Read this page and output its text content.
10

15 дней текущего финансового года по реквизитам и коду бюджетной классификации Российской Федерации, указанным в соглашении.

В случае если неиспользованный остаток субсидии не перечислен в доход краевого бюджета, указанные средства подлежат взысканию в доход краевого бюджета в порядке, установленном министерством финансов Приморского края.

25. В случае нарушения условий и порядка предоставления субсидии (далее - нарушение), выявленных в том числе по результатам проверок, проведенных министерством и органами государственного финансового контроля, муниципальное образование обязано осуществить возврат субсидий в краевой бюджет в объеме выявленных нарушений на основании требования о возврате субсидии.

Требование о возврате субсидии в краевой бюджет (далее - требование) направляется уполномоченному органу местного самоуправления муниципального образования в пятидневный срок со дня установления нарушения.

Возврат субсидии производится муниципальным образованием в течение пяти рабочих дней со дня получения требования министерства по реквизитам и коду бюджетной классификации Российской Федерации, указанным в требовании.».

◆ ◆ ◆ ◆ ◆ ◆ ◆

=== Task prompt ===
Print out all the entries precisely as written.

=== Final answer ===
Read this page and output its text content.
10

15 дней текущего финансового года по реквизитам и коду бюджетной классификации Российской Федерации, указанным в соглашении.

В случае если неиспользованный остаток субсидии не перечислен в доход краевого бюджета, указанные средства подлежат взысканию в доход краевого бюджета в порядке, установленном министерством финансов Приморского края.

25. В случае нарушения условий и порядка предоставления субсидии (далее - нарушение), выявленных в том числе по результатам проверок, проведенных министерством и органами государственного финансового контроля, муниципальное образование обязано осуществить возврат субсидий в краевой бюджет в объеме выявленных нарушений на основании требования о возврате субсидии.

Требование о возврате субсидии в краевой бюджет (далее - требование) направляется уполномоченному органу местного самоуправления муниципального образования в пятидневный срок со дня установления нарушения.

Возврат субсидии производится муниципальным образованием в течение пяти рабочих дней со дня получения требования министерства по реквизитам и коду бюджетной классификации Российской Федерации, указанным в требовании.».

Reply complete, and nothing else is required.